** Begin Given records **
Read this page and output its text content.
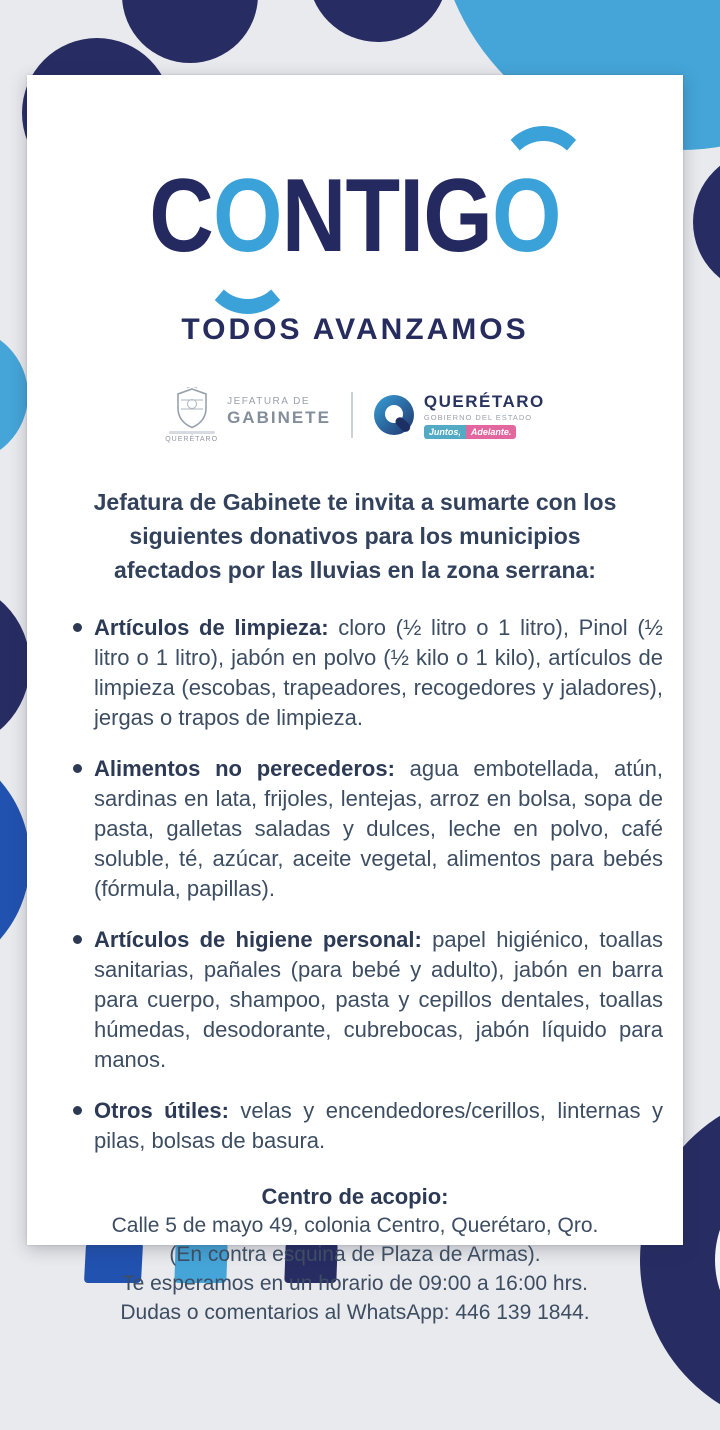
C O NTIG O
TODOS AVANZAMOS
QUERÉTARO
JEFATURA DE
GABINETE
QUERÉTARO
GOBIERNO DEL ESTADO
Juntos,	Adelante.

Jefatura de Gabinete te invita a sumarte con los siguientes donativos para los municipios afectados por las lluvias en la zona serrana:

Artículos de limpieza: cloro (½ litro o 1 litro), Pinol (½ litro o 1 litro), jabón en polvo (½ kilo o 1 kilo), artículos de limpieza (escobas, trapeadores, recogedores y jaladores), jergas o trapos de limpieza.
Alimentos no perecederos: agua embotellada, atún, sardinas en lata, frijoles, lentejas, arroz en bolsa, sopa de pasta, galletas saladas y dulces, leche en polvo, café soluble, té, azúcar, aceite vegetal, alimentos para bebés (fórmula, papillas).
Artículos de higiene personal: papel higiénico, toallas sanitarias, pañales (para bebé y adulto), jabón en barra para cuerpo, shampoo, pasta y cepillos dentales, toallas húmedas, desodorante, cubrebocas, jabón líquido para manos.
Otros útiles: velas y encendedores/cerillos, linternas y pilas, bolsas de basura.
Centro de acopio:
Calle 5 de mayo 49, colonia Centro, Querétaro, Qro.
(En contra esquina de Plaza de Armas).
Te esperamos en un horario de 09:00 a 16:00 hrs.
Dudas o comentarios al WhatsApp: 446 139 1844.
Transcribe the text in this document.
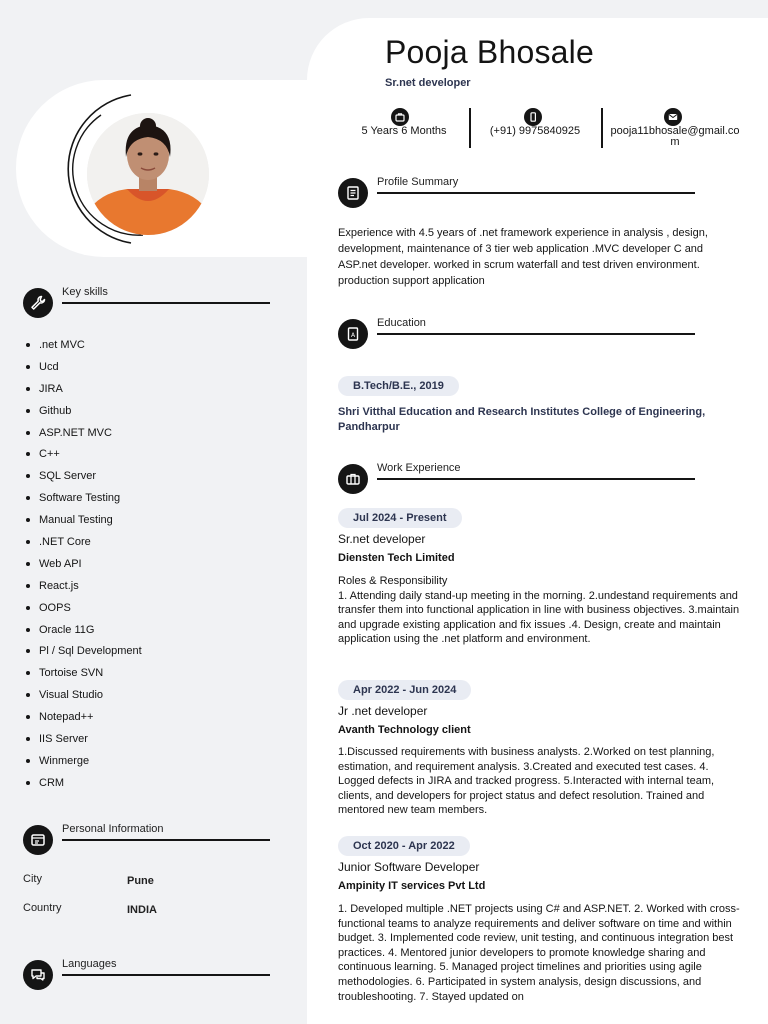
Key skills
.net MVC
Ucd
JIRA
Github
ASP.NET MVC
C++
SQL Server
Software Testing
Manual Testing
.NET Core
Web API
React.js
OOPS
Oracle 11G
Pl / Sql Development
Tortoise SVN
Visual Studio
Notepad++
IIS Server
Winmerge
CRM
Personal Information
City	Pune
Country	INDIA
Languages
Pooja Bhosale
Sr.net developer
5 Years 6 Months	(+91) 9975840925	pooja11bhosale@gmail.com
Profile Summary
Experience with 4.5 years of .net framework experience in analysis , design, development, maintenance of 3 tier web application .MVC developer C and ASP.net developer. worked in scrum waterfall and test driven environment. production support application
A
Education
B.Tech/B.E., 2019
Shri Vitthal Education and Research Institutes College of Engineering, Pandharpur
Work Experience
Jul 2024 - Present
Sr.net developer
Diensten Tech Limited
Roles & Responsibility
1. Attending daily stand-up meeting in the morning. 2.undestand requirements and transfer them into functional application in line with business objectives. 3.maintain and upgrade existing application and fix issues .4. Design, create and maintain application using the .net platform and environment.
Apr 2022 - Jun 2024
Jr .net developer
Avanth Technology client
1.Discussed requirements with business analysts. 2.Worked on test planning, estimation, and requirement analysis. 3.Created and executed test cases. 4. Logged defects in JIRA and tracked progress. 5.Interacted with internal team, clients, and developers for project status and defect resolution. Trained and mentored new team members.
Oct 2020 - Apr 2022
Junior Software Developer
Ampinity IT services Pvt Ltd
1. Developed multiple .NET projects using C# and ASP.NET. 2. Worked with cross-functional teams to analyze requirements and deliver software on time and within budget. 3. Implemented code review, unit testing, and continuous integration best practices. 4. Mentored junior developers to promote knowledge sharing and continuous learning. 5. Managed project timelines and priorities using agile methodologies. 6. Participated in system analysis, design discussions, and troubleshooting. 7. Stayed updated on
** End Given records **
Find the lines of the material that hold the word "analysis" and report their count alone.

**Finished answer**
3